• _Task objective_
Below are some records; repeat them all exactly, minus the pictures.

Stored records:
** BEGIN **
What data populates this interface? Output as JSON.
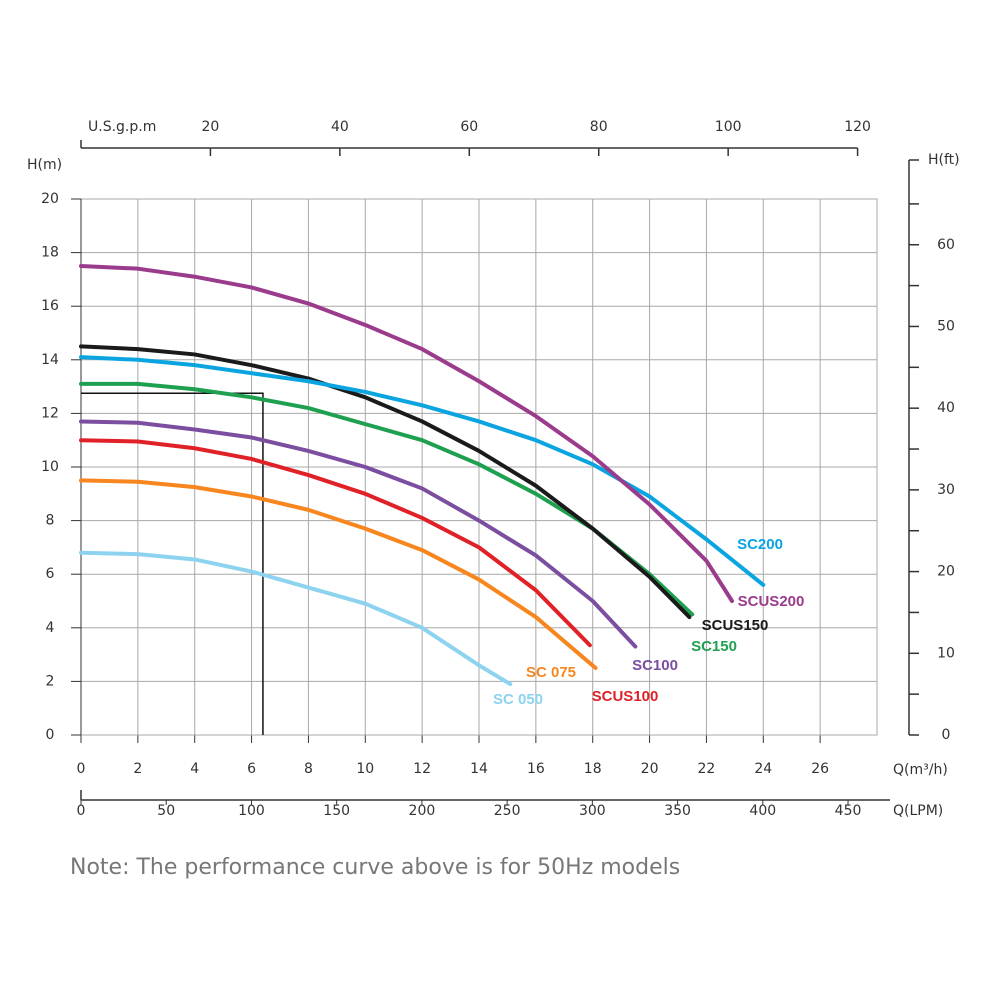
{
  "chart_data": {
    "type": "line",
    "y_label": "H(m)",
    "x_label": "Q(m³/h)",
    "xlim": [
      0,
      28
    ],
    "xticks": [
      0,
      2,
      4,
      6,
      8,
      10,
      12,
      14,
      16,
      18,
      20,
      22,
      24,
      26
    ],
    "ylim": [
      0,
      20
    ],
    "yticks": [
      0,
      2,
      4,
      6,
      8,
      10,
      12,
      14,
      16,
      18,
      20
    ],
    "grid": true,
    "top_axis": {
      "label": "U.S.g.p.m",
      "xlim": [
        0,
        123
      ],
      "xticks": [
        20,
        40,
        60,
        80,
        100,
        120
      ]
    },
    "bottom_axis": {
      "label": "Q(LPM)",
      "xlim": [
        0,
        467
      ],
      "xticks": [
        0,
        50,
        100,
        150,
        200,
        250,
        300,
        350,
        400,
        450
      ]
    },
    "y2_label": "H(ft)",
    "y2lim": [
      0,
      65.6
    ],
    "y2ticks": [
      0,
      10,
      20,
      30,
      40,
      50,
      60
    ],
    "y2minorticks": [
      5,
      15,
      25,
      35,
      45,
      55,
      65
    ],
    "reference_point": {
      "x": 6.4,
      "y": 12.75
    },
    "series": [
      {
        "name": "SC 050",
        "color": "#8dd3f0",
        "x": [
          0,
          2,
          4,
          6,
          8,
          10,
          12,
          14,
          15.1
        ],
        "values": [
          6.8,
          6.75,
          6.55,
          6.1,
          5.5,
          4.9,
          4.0,
          2.6,
          1.9
        ]
      },
      {
        "name": "SC 075",
        "color": "#f7861e",
        "x": [
          0,
          2,
          4,
          6,
          8,
          10,
          12,
          14,
          16,
          18.1
        ],
        "values": [
          9.5,
          9.45,
          9.25,
          8.9,
          8.4,
          7.7,
          6.9,
          5.8,
          4.4,
          2.5
        ]
      },
      {
        "name": "SCUS100",
        "color": "#e02128",
        "x": [
          0,
          2,
          4,
          6,
          8,
          10,
          12,
          14,
          16,
          17.9
        ],
        "values": [
          11.0,
          10.95,
          10.7,
          10.3,
          9.7,
          9.0,
          8.1,
          7.0,
          5.4,
          3.35
        ]
      },
      {
        "name": "SC100",
        "color": "#7b4ea0",
        "x": [
          0,
          2,
          4,
          6,
          8,
          10,
          12,
          14,
          16,
          18,
          19.5
        ],
        "values": [
          11.7,
          11.65,
          11.4,
          11.1,
          10.6,
          10.0,
          9.2,
          8.0,
          6.7,
          5.0,
          3.3
        ]
      },
      {
        "name": "SC150",
        "color": "#1fa050",
        "x": [
          0,
          2,
          4,
          6,
          8,
          10,
          12,
          14,
          16,
          18,
          20,
          21.5
        ],
        "values": [
          13.1,
          13.1,
          12.9,
          12.6,
          12.2,
          11.6,
          11.0,
          10.1,
          9.0,
          7.7,
          6.0,
          4.5
        ]
      },
      {
        "name": "SCUS150",
        "color": "#1a1a1a",
        "x": [
          0,
          2,
          4,
          6,
          8,
          10,
          12,
          14,
          16,
          18,
          20,
          21.4
        ],
        "values": [
          14.5,
          14.4,
          14.2,
          13.8,
          13.3,
          12.6,
          11.7,
          10.6,
          9.3,
          7.7,
          5.9,
          4.4
        ]
      },
      {
        "name": "SC200",
        "color": "#0aa5e0",
        "x": [
          0,
          2,
          4,
          6,
          8,
          10,
          12,
          14,
          16,
          18,
          20,
          22,
          24
        ],
        "values": [
          14.1,
          14.0,
          13.8,
          13.5,
          13.2,
          12.8,
          12.3,
          11.7,
          11.0,
          10.1,
          8.9,
          7.3,
          5.6
        ]
      },
      {
        "name": "SCUS200",
        "color": "#9b3b8c",
        "x": [
          0,
          2,
          4,
          6,
          8,
          10,
          12,
          14,
          16,
          18,
          20,
          22,
          22.9
        ],
        "values": [
          17.5,
          17.4,
          17.1,
          16.7,
          16.1,
          15.3,
          14.4,
          13.2,
          11.9,
          10.4,
          8.6,
          6.5,
          5.0
        ]
      }
    ]
  },
  "note": "Note: The performance curve above is for 50Hz models"
}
** END **
• _Final result_
What data populates this interface? Output as JSON.
{
  "chart_data": {
    "type": "line",
    "y_label": "H(m)",
    "x_label": "Q(m³/h)",
    "xlim": [
      0,
      28
    ],
    "xticks": [
      0,
      2,
      4,
      6,
      8,
      10,
      12,
      14,
      16,
      18,
      20,
      22,
      24,
      26
    ],
    "ylim": [
      0,
      20
    ],
    "yticks": [
      0,
      2,
      4,
      6,
      8,
      10,
      12,
      14,
      16,
      18,
      20
    ],
    "grid": true,
    "top_axis": {
      "label": "U.S.g.p.m",
      "xlim": [
        0,
        123
      ],
      "xticks": [
        20,
        40,
        60,
        80,
        100,
        120
      ]
    },
    "bottom_axis": {
      "label": "Q(LPM)",
      "xlim": [
        0,
        467
      ],
      "xticks": [
        0,
        50,
        100,
        150,
        200,
        250,
        300,
        350,
        400,
        450
      ]
    },
    "y2_label": "H(ft)",
    "y2lim": [
      0,
      65.6
    ],
    "y2ticks": [
      0,
      10,
      20,
      30,
      40,
      50,
      60
    ],
    "y2minorticks": [
      5,
      15,
      25,
      35,
      45,
      55,
      65
    ],
    "reference_point": {
      "x": 6.4,
      "y": 12.75
    },
    "series": [
      {
        "name": "SC 050",
        "color": "#8dd3f0",
        "x": [
          0,
          2,
          4,
          6,
          8,
          10,
          12,
          14,
          15.1
        ],
        "values": [
          6.8,
          6.75,
          6.55,
          6.1,
          5.5,
          4.9,
          4.0,
          2.6,
          1.9
        ]
      },
      {
        "name": "SC 075",
        "color": "#f7861e",
        "x": [
          0,
          2,
          4,
          6,
          8,
          10,
          12,
          14,
          16,
          18.1
        ],
        "values": [
          9.5,
          9.45,
          9.25,
          8.9,
          8.4,
          7.7,
          6.9,
          5.8,
          4.4,
          2.5
        ]
      },
      {
        "name": "SCUS100",
        "color": "#e02128",
        "x": [
          0,
          2,
          4,
          6,
          8,
          10,
          12,
          14,
          16,
          17.9
        ],
        "values": [
          11.0,
          10.95,
          10.7,
          10.3,
          9.7,
          9.0,
          8.1,
          7.0,
          5.4,
          3.35
        ]
      },
      {
        "name": "SC100",
        "color": "#7b4ea0",
        "x": [
          0,
          2,
          4,
          6,
          8,
          10,
          12,
          14,
          16,
          18,
          19.5
        ],
        "values": [
          11.7,
          11.65,
          11.4,
          11.1,
          10.6,
          10.0,
          9.2,
          8.0,
          6.7,
          5.0,
          3.3
        ]
      },
      {
        "name": "SC150",
        "color": "#1fa050",
        "x": [
          0,
          2,
          4,
          6,
          8,
          10,
          12,
          14,
          16,
          18,
          20,
          21.5
        ],
        "values": [
          13.1,
          13.1,
          12.9,
          12.6,
          12.2,
          11.6,
          11.0,
          10.1,
          9.0,
          7.7,
          6.0,
          4.5
        ]
      },
      {
        "name": "SCUS150",
        "color": "#1a1a1a",
        "x": [
          0,
          2,
          4,
          6,
          8,
          10,
          12,
          14,
          16,
          18,
          20,
          21.4
        ],
        "values": [
          14.5,
          14.4,
          14.2,
          13.8,
          13.3,
          12.6,
          11.7,
          10.6,
          9.3,
          7.7,
          5.9,
          4.4
        ]
      },
      {
        "name": "SC200",
        "color": "#0aa5e0",
        "x": [
          0,
          2,
          4,
          6,
          8,
          10,
          12,
          14,
          16,
          18,
          20,
          22,
          24
        ],
        "values": [
          14.1,
          14.0,
          13.8,
          13.5,
          13.2,
          12.8,
          12.3,
          11.7,
          11.0,
          10.1,
          8.9,
          7.3,
          5.6
        ]
      },
      {
        "name": "SCUS200",
        "color": "#9b3b8c",
        "x": [
          0,
          2,
          4,
          6,
          8,
          10,
          12,
          14,
          16,
          18,
          20,
          22,
          22.9
        ],
        "values": [
          17.5,
          17.4,
          17.1,
          16.7,
          16.1,
          15.3,
          14.4,
          13.2,
          11.9,
          10.4,
          8.6,
          6.5,
          5.0
        ]
      }
    ]
  },
  "note": "Note: The performance curve above is for 50Hz models"
}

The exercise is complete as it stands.